February 16th, 2010 · No Comments

For the past few years the OWHL has had a Student Advisory Committee. Students are our most important constituency, and we realized that if we wanted to continually improve our program, we needed to understand what spaces, resources, and services they needed and wanted. We had been periodically convening student focus groups, but established a standing committee in order to obtain input from the same group of students over the course of the year. I was able to arrange for the SAC to count as the students’ mandatory work duty, so recruitment was not difficult. We are able to get a balance of students by gender, graduation year, and boarding and day. We deliberately sought both library users and non-users, and we invited some students whose behavior had been particularly challenging. The input from the SAC has been invaluable.

This year, instead of having regular weekly group meetings, we are experimenting with a different format for the committee. Each student has selected a time for “work duty” and is matched with a librarian partner. Each week we develop a task for each student to do with supervision by the librarian. They have conducted usability studies of our online catalog and other electronic resources, helped us select citation software, solicited input from their friends on topics of interest to us, participated in a trial of an online information literacy assessment, and completed an extensive survey of their use of technology. The students are pleased to be working one-on-one with their partner librarians, and we have learned a lot about how our students approach real research. They have provided us with insights that we have used to make changes in our web site, our “marketing” of resources, and the arrangement of our space. The students on our SAC all have social networks. It is our hope that they will share what they have learned with their friends. We have some preliminary evidence that this is true. We recently accelerated the purchase of a new citation tool because it was the clear favorite in a head-to-head competition with our existing product. We had arranged for our SAC to test the new tool, but the outcry when the trial was over came from many students NOT on the SAC who had been directed to the trial by their friends!

In subsequent posts, I’ll describe some of the specific tasks that we gave to the students, and summarize our results.

■ Data provided
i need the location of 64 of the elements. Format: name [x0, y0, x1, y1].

■ Problem requirements
In the post about the library's student committee, rewrite the stretch from "February 16th, 2010" through "has been invaluable.", putting "discussion groups" wherever "focus groups" appears.

■ Solution to this task
February 16th, 2010 · No Comments

For the past few years the OWHL has had a Student Advisory Committee. Students are our most important constituency, and we realized that if we wanted to continually improve our program, we needed to understand what spaces, resources, and services they needed and wanted. We had been periodically convening student discussion groups, but established a standing committee in order to obtain input from the same group of students over the course of the year. I was able to arrange for the SAC to count as the students’ mandatory work duty, so recruitment was not difficult. We are able to get a balance of students by gender, graduation year, and boarding and day. We deliberately sought both library users and non-users, and we invited some students whose behavior had been particularly challenging. The input from the SAC has been invaluable.